*REQUIRED TASK*.
Every entry below should be repeated exactly; the pictures should not.

======== SUPPLIED RECORDS ========

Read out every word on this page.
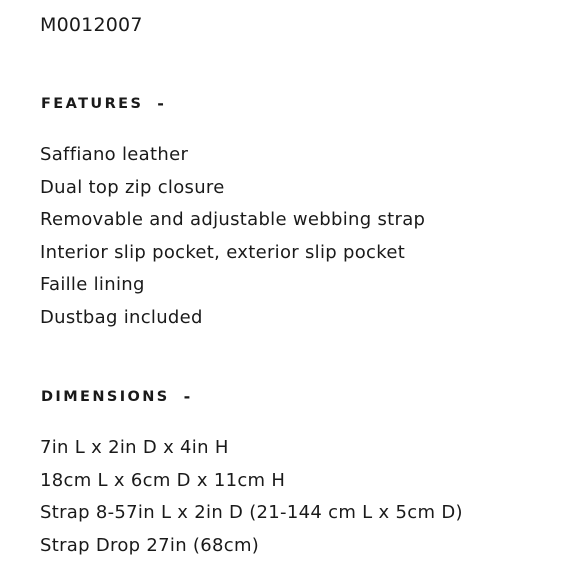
M0012007
FEATURES -
Saffiano leather
Dual top zip closure
Removable and adjustable webbing strap
Interior slip pocket, exterior slip pocket
Faille lining
Dustbag included
DIMENSIONS -
7in L x 2in D x 4in H
18cm L x 6cm D x 11cm H
Strap 8-57in L x 2in D (21-144 cm L x 5cm D)
Strap Drop 27in (68cm)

========

*RESULT BELOW*.
Read out every word on this page.
M0012007
FEATURES -
Saffiano leather
Dual top zip closure
Removable and adjustable webbing strap
Interior slip pocket, exterior slip pocket
Faille lining
Dustbag included
DIMENSIONS -
7in L x 2in D x 4in H
18cm L x 6cm D x 11cm H
Strap 8-57in L x 2in D (21-144 cm L x 5cm D)
Strap Drop 27in (68cm)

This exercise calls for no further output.